STATED EXERCISE -> Write out the records that appear below, verbatim and complete, but without pictures.

DATASET CONTENT ->

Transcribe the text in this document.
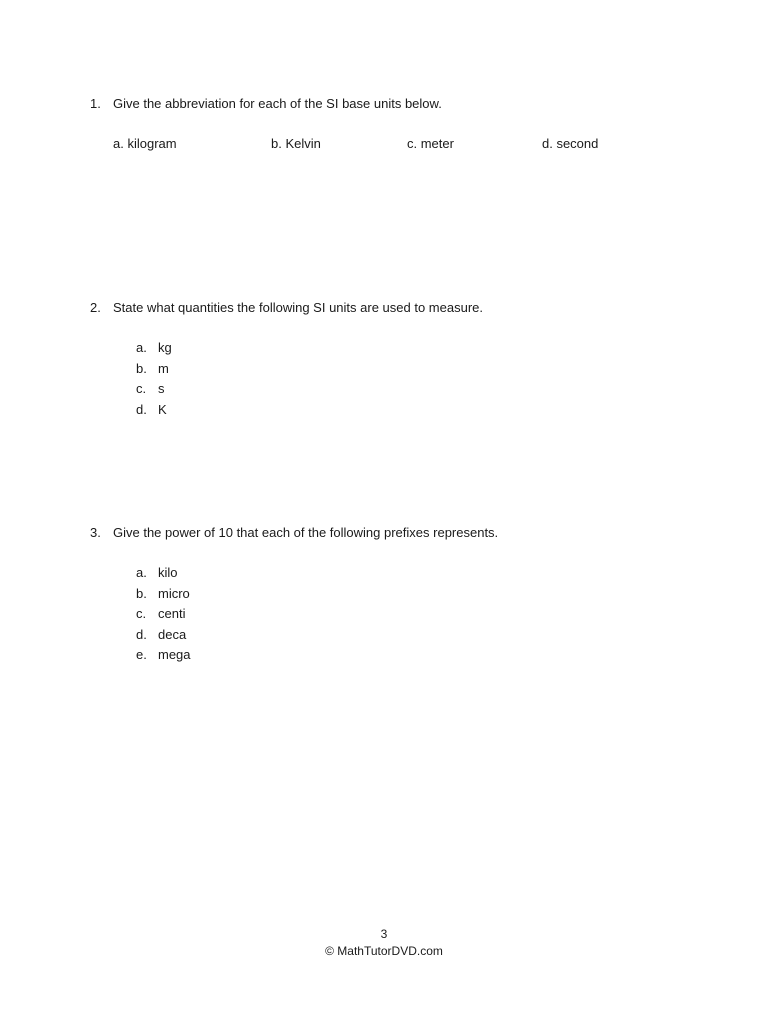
1. Give the abbreviation for each of the SI base units below.
a. kilogram	b. Kelvin	c. meter	d. second
2. State what quantities the following SI units are used to measure.
a. kg
b. m
c. s
d. K
3. Give the power of 10 that each of the following prefixes represents.
a. kilo
b. micro
c. centi
d. deca
e. mega
3
© MathTutorDVD.com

FINAL ANSWER ->
Transcribe the text in this document.
1. Give the abbreviation for each of the SI base units below.
a. kilogram	b. Kelvin	c. meter	d. second
2. State what quantities the following SI units are used to measure.
a. kg
b. m
c. s
d. K
3. Give the power of 10 that each of the following prefixes represents.
a. kilo
b. micro
c. centi
d. deca
e. mega
3
© MathTutorDVD.com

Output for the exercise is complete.